Aim of the task: Of the lines in these entries, how many contain the string "hierarchy"? Give the number and nothing else.

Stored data
▽
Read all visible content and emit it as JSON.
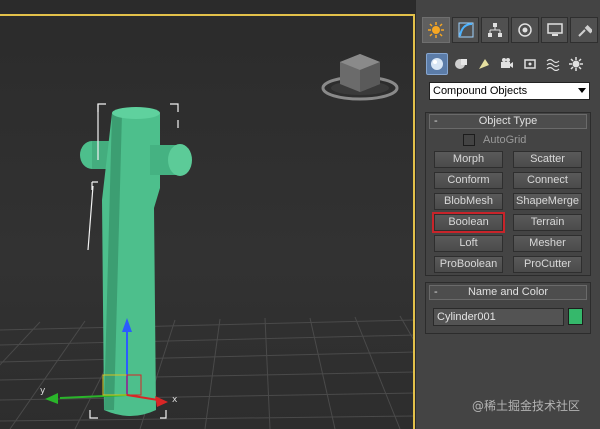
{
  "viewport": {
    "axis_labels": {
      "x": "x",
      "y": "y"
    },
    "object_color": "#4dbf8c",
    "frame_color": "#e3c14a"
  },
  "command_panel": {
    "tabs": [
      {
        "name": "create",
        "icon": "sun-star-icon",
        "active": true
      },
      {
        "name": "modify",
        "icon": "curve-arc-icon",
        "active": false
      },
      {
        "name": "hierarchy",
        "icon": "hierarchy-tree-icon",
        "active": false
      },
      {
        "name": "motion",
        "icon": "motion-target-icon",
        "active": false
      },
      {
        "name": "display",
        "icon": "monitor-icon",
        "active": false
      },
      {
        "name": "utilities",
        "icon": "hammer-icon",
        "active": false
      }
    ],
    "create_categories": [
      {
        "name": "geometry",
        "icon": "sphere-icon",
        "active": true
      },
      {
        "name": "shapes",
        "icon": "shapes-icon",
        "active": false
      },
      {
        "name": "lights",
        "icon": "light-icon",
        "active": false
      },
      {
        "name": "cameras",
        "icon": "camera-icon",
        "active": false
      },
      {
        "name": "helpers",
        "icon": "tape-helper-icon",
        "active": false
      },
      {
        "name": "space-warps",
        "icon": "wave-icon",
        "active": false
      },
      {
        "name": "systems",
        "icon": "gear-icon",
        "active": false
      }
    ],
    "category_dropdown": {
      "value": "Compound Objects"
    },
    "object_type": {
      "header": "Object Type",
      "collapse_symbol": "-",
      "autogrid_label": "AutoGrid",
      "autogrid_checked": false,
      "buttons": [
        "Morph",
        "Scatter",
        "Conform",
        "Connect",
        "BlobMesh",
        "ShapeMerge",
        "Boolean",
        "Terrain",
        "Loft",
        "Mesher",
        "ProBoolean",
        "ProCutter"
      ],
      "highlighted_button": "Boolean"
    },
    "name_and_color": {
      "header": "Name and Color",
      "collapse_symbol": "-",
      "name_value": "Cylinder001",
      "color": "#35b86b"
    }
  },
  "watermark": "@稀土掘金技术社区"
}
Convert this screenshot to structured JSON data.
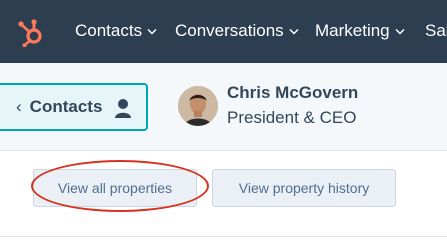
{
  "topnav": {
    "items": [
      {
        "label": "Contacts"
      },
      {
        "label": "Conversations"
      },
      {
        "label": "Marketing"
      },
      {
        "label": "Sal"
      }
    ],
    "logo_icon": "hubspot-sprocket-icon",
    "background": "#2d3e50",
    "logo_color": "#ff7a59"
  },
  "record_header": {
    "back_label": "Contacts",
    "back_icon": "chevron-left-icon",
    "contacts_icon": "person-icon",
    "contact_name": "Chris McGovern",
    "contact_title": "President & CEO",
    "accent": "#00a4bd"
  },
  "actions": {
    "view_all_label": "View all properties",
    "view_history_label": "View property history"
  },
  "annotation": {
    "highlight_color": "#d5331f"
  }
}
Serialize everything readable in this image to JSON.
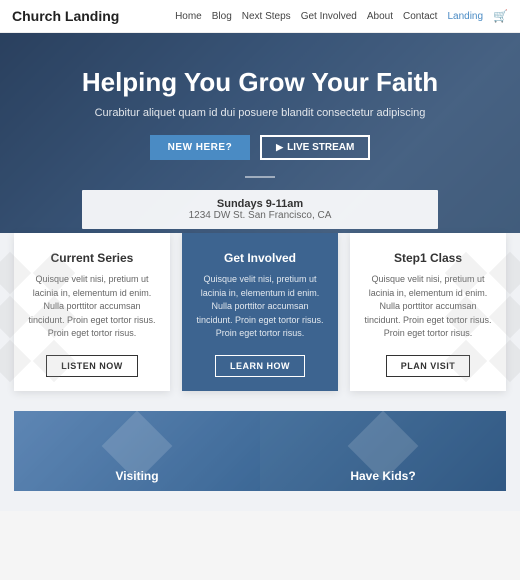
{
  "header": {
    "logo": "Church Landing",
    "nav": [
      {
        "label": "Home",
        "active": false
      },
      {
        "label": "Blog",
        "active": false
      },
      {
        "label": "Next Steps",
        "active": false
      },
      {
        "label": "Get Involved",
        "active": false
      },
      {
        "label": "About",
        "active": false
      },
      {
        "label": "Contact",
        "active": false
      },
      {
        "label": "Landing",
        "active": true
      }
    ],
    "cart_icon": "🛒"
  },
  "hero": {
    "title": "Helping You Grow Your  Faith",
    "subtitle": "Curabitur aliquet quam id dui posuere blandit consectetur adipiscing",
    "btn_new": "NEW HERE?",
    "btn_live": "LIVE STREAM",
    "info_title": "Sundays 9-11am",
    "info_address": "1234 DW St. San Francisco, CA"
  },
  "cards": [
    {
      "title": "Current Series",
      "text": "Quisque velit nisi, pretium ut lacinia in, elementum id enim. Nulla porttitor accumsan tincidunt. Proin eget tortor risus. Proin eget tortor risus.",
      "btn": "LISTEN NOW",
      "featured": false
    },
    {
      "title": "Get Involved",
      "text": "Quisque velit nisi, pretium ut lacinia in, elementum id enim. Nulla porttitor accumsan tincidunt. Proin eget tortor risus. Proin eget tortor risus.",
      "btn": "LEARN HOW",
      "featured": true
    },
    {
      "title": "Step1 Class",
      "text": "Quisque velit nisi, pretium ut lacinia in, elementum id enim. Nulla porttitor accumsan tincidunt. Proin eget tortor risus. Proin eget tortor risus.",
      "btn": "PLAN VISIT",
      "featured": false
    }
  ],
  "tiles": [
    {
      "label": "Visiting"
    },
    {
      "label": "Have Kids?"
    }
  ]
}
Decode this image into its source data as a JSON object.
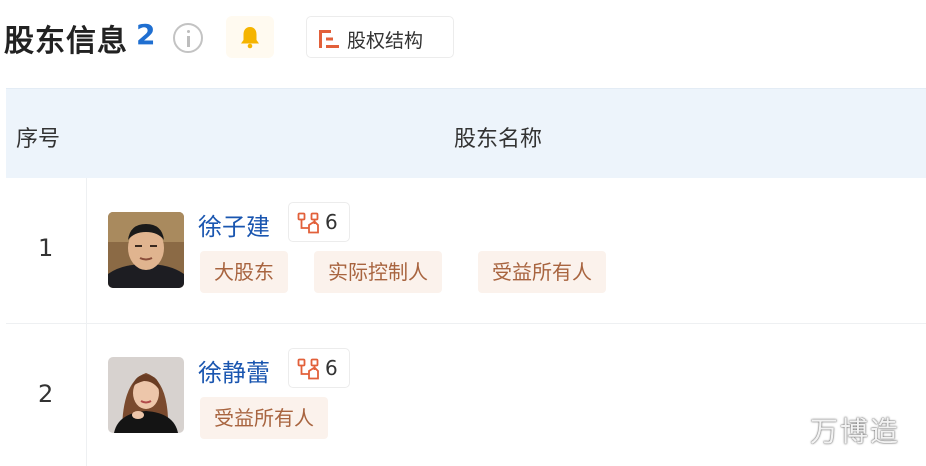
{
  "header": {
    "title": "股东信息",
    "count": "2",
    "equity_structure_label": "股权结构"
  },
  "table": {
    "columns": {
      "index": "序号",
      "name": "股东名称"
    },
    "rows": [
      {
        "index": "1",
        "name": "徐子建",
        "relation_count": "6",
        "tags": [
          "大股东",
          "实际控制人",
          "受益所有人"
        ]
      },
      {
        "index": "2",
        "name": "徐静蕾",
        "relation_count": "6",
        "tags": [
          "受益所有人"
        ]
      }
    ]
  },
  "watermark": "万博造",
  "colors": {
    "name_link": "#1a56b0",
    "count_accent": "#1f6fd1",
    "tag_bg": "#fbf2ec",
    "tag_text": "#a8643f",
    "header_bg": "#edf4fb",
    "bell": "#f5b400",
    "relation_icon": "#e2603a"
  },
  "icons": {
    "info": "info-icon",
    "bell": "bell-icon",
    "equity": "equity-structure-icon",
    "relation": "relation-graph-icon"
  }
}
△
▽
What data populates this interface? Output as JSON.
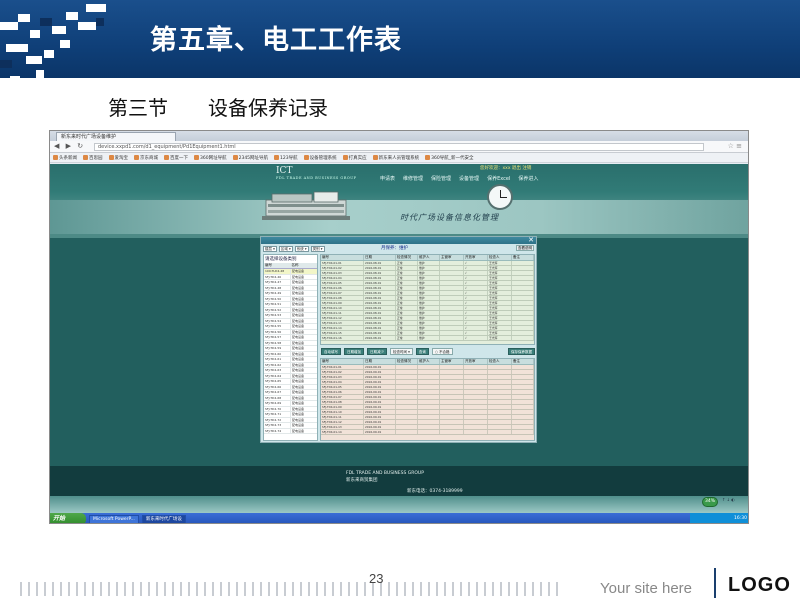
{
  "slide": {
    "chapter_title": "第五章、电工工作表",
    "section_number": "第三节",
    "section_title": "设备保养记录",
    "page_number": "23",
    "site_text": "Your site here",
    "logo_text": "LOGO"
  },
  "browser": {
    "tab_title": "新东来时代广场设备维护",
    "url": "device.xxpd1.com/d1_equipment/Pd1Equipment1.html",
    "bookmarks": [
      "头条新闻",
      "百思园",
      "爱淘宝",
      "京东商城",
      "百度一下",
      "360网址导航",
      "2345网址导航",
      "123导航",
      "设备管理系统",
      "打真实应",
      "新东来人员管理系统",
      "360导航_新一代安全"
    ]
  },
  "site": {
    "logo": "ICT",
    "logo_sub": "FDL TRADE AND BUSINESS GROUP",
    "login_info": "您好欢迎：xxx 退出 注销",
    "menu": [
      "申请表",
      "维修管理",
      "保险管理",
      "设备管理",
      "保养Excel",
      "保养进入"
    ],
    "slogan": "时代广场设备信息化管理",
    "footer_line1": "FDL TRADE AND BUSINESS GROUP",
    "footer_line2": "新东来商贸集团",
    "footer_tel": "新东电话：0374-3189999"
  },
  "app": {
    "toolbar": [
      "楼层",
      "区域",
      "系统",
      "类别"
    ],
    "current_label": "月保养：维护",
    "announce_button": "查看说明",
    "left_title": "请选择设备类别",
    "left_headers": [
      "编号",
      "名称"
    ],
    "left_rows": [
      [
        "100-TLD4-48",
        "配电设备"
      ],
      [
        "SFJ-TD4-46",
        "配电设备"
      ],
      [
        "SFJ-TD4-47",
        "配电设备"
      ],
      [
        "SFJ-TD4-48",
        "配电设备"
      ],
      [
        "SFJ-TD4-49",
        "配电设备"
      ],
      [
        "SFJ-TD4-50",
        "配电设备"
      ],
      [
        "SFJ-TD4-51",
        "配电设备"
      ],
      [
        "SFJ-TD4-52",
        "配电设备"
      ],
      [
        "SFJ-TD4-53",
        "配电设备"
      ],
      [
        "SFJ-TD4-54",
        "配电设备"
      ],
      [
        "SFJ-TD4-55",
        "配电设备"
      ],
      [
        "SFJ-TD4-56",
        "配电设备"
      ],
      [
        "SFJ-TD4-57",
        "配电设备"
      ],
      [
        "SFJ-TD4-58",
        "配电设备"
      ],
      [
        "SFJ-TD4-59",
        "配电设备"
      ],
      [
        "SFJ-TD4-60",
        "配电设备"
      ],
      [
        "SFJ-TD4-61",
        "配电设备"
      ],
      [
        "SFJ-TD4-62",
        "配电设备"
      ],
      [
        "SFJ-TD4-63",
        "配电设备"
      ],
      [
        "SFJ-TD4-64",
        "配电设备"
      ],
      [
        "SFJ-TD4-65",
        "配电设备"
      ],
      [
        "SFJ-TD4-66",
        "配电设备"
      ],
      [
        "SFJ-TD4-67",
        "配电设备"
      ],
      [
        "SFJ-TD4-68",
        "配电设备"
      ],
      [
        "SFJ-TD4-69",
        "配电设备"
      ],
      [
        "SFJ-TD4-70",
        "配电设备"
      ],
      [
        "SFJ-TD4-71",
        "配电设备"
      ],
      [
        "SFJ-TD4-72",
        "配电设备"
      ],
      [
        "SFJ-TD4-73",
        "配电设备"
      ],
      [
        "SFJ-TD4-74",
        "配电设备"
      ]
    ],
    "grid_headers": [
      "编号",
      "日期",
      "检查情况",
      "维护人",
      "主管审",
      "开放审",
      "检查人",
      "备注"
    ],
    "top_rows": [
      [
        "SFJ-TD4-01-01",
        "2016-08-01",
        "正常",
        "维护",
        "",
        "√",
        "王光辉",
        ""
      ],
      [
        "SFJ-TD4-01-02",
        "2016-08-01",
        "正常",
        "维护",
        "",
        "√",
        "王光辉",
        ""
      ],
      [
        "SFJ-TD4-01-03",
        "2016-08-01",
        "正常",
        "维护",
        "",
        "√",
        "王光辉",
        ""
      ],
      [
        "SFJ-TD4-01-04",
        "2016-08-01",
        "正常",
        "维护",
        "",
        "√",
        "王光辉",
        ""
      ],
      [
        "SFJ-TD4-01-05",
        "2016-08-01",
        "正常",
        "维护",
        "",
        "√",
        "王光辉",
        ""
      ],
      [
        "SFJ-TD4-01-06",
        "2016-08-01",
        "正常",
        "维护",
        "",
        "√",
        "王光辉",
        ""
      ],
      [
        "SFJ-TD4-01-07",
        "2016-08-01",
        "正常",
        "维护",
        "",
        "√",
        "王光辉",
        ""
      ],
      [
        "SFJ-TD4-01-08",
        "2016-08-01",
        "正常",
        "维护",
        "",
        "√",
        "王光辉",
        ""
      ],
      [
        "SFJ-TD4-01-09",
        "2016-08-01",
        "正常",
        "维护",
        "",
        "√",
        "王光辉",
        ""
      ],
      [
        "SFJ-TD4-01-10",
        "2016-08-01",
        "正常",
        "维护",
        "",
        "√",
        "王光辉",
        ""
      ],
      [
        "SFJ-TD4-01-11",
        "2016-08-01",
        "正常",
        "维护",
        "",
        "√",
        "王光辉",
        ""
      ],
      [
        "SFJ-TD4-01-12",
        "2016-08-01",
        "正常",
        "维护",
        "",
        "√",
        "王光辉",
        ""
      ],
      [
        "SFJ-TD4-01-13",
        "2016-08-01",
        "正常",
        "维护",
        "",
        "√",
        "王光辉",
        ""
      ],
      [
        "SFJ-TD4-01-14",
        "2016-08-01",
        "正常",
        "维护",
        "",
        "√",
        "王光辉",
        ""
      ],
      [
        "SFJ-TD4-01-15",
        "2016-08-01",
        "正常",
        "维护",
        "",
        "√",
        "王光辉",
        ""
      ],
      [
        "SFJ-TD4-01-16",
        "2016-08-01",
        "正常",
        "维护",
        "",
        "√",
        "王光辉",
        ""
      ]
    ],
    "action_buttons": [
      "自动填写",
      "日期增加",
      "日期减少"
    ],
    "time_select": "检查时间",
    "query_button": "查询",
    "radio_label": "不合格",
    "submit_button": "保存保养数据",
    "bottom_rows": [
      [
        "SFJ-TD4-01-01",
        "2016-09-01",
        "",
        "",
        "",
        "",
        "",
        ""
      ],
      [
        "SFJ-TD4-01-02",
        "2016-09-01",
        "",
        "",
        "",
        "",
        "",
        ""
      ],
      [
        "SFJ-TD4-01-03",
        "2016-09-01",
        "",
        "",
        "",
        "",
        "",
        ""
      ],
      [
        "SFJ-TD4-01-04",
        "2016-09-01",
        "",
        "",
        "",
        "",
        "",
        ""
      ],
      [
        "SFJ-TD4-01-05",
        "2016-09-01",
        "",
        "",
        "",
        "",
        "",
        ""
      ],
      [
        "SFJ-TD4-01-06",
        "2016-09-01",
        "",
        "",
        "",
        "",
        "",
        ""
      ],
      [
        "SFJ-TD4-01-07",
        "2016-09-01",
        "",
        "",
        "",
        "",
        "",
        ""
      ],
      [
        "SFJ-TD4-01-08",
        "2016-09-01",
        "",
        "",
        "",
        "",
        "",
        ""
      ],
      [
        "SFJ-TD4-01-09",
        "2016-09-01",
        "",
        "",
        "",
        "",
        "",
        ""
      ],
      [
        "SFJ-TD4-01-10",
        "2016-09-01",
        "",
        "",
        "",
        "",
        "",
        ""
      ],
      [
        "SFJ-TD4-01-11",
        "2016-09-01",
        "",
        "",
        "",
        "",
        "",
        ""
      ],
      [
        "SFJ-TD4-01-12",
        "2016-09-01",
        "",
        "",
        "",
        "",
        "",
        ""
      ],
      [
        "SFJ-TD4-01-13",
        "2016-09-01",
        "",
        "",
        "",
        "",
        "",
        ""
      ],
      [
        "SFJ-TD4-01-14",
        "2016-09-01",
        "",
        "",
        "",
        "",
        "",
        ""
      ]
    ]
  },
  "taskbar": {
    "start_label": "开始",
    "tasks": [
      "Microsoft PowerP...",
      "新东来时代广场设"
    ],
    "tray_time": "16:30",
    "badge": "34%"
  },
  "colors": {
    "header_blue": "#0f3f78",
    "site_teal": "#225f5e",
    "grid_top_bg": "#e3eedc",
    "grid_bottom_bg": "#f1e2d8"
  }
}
△
Solution to the problem: 2